Task description: Set down exactly the lines from the one containing "Convert this screenshot" through the end of the records below, both included, and nothing else.
[Entries shown start]
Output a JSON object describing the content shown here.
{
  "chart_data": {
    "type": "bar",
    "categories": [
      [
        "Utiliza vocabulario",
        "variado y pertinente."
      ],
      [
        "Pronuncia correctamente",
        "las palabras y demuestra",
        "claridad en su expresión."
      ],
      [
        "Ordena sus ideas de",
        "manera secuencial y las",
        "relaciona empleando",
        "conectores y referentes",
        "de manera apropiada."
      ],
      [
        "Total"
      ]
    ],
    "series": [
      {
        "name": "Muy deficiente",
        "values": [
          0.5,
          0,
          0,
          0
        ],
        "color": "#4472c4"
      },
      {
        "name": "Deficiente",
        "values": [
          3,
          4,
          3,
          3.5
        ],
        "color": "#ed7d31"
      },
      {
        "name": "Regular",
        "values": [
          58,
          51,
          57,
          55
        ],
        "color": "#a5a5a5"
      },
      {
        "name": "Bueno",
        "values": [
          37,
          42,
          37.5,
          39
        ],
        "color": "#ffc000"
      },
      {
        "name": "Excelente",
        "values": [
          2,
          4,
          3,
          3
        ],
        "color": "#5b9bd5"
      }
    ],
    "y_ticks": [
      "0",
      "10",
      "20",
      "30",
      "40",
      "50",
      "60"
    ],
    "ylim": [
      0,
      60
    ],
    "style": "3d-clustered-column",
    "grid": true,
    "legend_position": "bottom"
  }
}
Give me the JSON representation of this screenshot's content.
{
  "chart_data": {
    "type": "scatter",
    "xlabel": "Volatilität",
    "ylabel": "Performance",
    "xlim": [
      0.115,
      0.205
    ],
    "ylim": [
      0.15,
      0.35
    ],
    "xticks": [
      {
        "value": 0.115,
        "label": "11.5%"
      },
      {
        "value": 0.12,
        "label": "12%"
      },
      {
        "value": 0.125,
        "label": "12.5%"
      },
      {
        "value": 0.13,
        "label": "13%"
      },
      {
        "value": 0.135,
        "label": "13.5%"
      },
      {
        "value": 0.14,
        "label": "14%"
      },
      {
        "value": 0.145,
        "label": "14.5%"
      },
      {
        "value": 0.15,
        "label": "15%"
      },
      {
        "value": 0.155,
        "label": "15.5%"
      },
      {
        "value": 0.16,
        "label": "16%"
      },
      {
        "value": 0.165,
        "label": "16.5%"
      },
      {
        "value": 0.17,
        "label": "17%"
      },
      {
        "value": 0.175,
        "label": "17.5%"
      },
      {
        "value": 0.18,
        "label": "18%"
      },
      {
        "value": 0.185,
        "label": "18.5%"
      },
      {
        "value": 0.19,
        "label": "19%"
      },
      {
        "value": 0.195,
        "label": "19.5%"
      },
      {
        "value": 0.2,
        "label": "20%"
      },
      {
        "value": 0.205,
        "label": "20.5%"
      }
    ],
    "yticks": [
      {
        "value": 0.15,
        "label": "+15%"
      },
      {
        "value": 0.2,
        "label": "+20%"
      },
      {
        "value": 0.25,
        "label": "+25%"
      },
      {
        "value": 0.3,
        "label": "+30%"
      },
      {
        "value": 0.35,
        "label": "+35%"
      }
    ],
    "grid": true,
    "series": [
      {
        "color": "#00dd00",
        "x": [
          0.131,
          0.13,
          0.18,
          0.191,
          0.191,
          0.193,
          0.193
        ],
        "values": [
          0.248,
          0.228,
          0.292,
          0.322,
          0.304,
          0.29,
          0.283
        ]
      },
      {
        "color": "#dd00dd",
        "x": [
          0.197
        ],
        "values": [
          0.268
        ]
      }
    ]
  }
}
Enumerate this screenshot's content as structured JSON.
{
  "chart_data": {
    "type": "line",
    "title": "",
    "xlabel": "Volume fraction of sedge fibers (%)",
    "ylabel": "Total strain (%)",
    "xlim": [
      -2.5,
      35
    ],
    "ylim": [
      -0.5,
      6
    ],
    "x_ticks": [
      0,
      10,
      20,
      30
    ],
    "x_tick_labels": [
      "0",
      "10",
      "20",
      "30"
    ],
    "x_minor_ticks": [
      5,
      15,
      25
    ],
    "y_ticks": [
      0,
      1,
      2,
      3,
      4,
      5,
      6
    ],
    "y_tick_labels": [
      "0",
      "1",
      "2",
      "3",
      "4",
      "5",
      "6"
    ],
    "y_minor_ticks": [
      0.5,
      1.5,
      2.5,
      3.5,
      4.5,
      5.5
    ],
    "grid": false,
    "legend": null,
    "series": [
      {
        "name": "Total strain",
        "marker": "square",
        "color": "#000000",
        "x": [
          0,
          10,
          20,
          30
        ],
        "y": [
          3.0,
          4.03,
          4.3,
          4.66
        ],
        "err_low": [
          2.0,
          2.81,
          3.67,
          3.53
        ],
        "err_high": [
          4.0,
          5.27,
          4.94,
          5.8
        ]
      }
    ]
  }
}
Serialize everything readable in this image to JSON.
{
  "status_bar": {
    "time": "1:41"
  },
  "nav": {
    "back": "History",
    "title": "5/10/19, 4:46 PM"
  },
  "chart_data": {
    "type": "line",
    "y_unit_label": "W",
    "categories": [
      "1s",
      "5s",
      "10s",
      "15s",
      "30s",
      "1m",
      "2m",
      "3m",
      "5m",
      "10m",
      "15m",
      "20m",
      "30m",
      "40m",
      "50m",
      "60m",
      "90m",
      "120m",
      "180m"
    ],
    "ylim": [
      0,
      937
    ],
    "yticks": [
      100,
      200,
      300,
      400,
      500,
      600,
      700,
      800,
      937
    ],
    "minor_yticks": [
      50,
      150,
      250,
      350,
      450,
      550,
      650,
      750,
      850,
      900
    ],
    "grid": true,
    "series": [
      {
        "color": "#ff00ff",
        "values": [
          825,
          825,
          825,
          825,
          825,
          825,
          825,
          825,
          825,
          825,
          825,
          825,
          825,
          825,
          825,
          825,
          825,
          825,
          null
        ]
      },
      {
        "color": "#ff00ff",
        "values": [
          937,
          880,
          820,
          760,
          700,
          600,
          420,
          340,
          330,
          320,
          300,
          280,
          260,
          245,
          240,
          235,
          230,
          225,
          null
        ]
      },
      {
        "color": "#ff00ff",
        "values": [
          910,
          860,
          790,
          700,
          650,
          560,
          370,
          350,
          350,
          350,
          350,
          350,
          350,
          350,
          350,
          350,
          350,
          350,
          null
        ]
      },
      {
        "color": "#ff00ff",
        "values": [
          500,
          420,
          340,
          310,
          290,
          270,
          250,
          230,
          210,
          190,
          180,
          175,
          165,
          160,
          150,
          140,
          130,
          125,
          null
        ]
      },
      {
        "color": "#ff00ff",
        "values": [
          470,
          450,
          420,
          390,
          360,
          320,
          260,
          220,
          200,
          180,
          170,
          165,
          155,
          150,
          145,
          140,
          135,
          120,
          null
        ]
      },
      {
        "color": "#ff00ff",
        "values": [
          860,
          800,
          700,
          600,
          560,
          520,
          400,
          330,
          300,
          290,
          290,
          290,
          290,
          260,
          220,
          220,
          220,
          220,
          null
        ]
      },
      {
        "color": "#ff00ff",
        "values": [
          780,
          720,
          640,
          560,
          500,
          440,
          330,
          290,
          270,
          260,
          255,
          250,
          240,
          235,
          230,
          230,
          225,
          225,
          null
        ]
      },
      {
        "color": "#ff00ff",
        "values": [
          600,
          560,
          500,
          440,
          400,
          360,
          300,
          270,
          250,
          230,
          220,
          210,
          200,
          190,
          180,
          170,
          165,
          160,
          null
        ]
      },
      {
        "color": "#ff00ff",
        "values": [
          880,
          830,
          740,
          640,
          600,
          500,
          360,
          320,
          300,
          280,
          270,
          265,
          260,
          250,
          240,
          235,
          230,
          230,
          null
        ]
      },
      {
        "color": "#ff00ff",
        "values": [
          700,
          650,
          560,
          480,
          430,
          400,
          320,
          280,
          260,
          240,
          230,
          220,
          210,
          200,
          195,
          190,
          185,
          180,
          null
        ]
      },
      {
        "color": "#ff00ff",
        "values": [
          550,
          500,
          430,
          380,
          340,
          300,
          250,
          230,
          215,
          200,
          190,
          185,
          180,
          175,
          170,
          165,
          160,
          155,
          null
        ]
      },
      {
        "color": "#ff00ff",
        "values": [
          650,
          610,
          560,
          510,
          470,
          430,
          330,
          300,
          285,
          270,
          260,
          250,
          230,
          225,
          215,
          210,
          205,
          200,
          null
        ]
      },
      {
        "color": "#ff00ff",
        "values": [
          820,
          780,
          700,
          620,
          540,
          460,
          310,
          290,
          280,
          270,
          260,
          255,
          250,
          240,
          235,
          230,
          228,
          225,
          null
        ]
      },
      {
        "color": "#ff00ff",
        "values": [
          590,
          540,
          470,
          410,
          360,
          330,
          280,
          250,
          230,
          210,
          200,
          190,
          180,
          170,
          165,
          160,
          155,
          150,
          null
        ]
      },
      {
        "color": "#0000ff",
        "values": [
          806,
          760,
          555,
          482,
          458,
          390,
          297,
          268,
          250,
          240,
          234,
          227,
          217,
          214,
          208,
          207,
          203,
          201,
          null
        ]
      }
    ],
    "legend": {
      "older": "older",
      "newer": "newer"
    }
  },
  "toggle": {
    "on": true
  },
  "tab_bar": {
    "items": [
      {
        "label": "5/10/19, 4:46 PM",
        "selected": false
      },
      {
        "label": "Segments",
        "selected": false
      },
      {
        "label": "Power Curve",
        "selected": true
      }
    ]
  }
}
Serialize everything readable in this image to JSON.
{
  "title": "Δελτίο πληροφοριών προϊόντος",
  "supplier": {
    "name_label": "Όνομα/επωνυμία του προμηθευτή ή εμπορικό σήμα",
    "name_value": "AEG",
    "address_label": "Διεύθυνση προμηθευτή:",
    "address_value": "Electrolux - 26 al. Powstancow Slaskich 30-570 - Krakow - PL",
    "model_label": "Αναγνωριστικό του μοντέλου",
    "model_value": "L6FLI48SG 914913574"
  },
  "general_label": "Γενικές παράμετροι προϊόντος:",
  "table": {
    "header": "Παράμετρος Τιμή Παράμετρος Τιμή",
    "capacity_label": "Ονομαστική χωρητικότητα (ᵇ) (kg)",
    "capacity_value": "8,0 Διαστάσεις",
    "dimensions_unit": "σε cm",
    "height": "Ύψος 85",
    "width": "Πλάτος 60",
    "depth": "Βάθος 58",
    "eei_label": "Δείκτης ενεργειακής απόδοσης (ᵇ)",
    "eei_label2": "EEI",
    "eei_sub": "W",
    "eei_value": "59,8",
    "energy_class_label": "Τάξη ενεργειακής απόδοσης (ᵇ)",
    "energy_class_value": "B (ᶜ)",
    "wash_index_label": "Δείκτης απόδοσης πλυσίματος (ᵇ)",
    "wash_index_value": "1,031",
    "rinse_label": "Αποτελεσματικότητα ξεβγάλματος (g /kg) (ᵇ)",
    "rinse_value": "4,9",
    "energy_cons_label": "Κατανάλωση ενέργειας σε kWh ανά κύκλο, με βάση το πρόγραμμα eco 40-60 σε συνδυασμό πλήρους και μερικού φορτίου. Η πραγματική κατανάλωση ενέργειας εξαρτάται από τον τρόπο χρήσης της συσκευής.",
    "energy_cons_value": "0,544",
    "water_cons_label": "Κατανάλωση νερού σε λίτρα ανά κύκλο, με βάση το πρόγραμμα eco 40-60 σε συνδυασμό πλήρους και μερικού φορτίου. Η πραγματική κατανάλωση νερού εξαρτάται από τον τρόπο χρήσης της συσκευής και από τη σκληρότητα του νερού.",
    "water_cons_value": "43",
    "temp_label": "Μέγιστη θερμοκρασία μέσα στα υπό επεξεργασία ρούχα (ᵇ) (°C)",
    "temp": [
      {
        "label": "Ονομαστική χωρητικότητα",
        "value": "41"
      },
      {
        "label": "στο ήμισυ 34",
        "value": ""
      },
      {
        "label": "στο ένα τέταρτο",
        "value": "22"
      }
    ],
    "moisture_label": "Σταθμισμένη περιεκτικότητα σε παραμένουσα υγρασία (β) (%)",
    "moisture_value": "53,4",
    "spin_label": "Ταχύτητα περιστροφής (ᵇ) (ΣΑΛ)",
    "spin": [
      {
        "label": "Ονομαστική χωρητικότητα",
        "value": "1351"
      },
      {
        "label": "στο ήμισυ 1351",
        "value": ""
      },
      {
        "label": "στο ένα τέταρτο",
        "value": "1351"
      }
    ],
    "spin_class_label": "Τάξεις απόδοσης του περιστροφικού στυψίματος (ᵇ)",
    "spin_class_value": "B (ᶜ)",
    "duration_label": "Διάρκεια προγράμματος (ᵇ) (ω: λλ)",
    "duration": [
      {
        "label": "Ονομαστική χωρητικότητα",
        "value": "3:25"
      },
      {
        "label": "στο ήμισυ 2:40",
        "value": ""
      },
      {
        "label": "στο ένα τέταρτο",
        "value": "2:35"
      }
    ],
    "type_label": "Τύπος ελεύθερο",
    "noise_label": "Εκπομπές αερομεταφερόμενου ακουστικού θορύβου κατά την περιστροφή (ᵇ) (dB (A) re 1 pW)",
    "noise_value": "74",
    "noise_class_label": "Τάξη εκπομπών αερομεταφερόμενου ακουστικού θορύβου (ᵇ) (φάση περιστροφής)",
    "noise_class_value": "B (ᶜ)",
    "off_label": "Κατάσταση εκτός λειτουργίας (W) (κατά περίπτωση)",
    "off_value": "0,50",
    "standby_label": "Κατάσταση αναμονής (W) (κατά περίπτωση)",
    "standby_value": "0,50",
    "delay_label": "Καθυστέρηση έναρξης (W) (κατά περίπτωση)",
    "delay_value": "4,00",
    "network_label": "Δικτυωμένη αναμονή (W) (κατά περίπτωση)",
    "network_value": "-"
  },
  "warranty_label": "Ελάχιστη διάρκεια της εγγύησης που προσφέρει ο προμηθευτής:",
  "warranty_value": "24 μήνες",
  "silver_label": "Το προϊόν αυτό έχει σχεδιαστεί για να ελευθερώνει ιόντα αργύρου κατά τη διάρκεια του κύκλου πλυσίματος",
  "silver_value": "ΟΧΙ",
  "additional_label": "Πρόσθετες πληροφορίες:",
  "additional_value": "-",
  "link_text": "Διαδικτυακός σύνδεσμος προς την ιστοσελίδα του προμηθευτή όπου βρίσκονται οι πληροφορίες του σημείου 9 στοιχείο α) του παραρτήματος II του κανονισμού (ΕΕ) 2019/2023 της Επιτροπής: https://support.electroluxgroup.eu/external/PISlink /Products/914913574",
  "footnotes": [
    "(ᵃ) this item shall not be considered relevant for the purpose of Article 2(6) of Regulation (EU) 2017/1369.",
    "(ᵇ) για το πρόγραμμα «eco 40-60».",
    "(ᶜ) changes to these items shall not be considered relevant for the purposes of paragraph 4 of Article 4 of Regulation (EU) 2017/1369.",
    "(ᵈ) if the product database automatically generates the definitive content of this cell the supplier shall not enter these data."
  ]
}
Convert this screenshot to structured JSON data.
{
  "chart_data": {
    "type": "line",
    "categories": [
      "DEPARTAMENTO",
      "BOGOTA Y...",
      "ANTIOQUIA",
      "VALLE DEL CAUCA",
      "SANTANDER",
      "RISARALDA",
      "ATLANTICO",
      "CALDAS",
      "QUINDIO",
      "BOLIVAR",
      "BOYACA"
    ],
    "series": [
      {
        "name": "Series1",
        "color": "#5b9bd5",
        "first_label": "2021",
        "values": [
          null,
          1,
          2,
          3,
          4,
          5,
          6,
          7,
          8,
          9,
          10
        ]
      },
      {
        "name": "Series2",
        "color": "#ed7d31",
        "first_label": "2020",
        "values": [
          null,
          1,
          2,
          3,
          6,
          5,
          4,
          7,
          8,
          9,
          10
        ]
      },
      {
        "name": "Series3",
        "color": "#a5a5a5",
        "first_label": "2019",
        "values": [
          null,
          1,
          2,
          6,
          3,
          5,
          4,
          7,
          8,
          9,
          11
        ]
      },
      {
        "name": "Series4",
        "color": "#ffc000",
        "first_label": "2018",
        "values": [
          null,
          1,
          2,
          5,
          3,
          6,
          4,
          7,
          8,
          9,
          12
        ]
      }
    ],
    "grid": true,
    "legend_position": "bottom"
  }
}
[Entries shown end]
Right answer:
Convert this screenshot to structured JSON data.
{
  "chart_data": {
    "type": "line",
    "categories": [
      "DEPARTAMENTO",
      "BOGOTA Y...",
      "ANTIOQUIA",
      "VALLE DEL CAUCA",
      "SANTANDER",
      "RISARALDA",
      "ATLANTICO",
      "CALDAS",
      "QUINDIO",
      "BOLIVAR",
      "BOYACA"
    ],
    "series": [
      {
        "name": "Series1",
        "color": "#5b9bd5",
        "first_label": "2021",
        "values": [
          null,
          1,
          2,
          3,
          4,
          5,
          6,
          7,
          8,
          9,
          10
        ]
      },
      {
        "name": "Series2",
        "color": "#ed7d31",
        "first_label": "2020",
        "values": [
          null,
          1,
          2,
          3,
          6,
          5,
          4,
          7,
          8,
          9,
          10
        ]
      },
      {
        "name": "Series3",
        "color": "#a5a5a5",
        "first_label": "2019",
        "values": [
          null,
          1,
          2,
          6,
          3,
          5,
          4,
          7,
          8,
          9,
          11
        ]
      },
      {
        "name": "Series4",
        "color": "#ffc000",
        "first_label": "2018",
        "values": [
          null,
          1,
          2,
          5,
          3,
          6,
          4,
          7,
          8,
          9,
          12
        ]
      }
    ],
    "grid": true,
    "legend_position": "bottom"
  }
}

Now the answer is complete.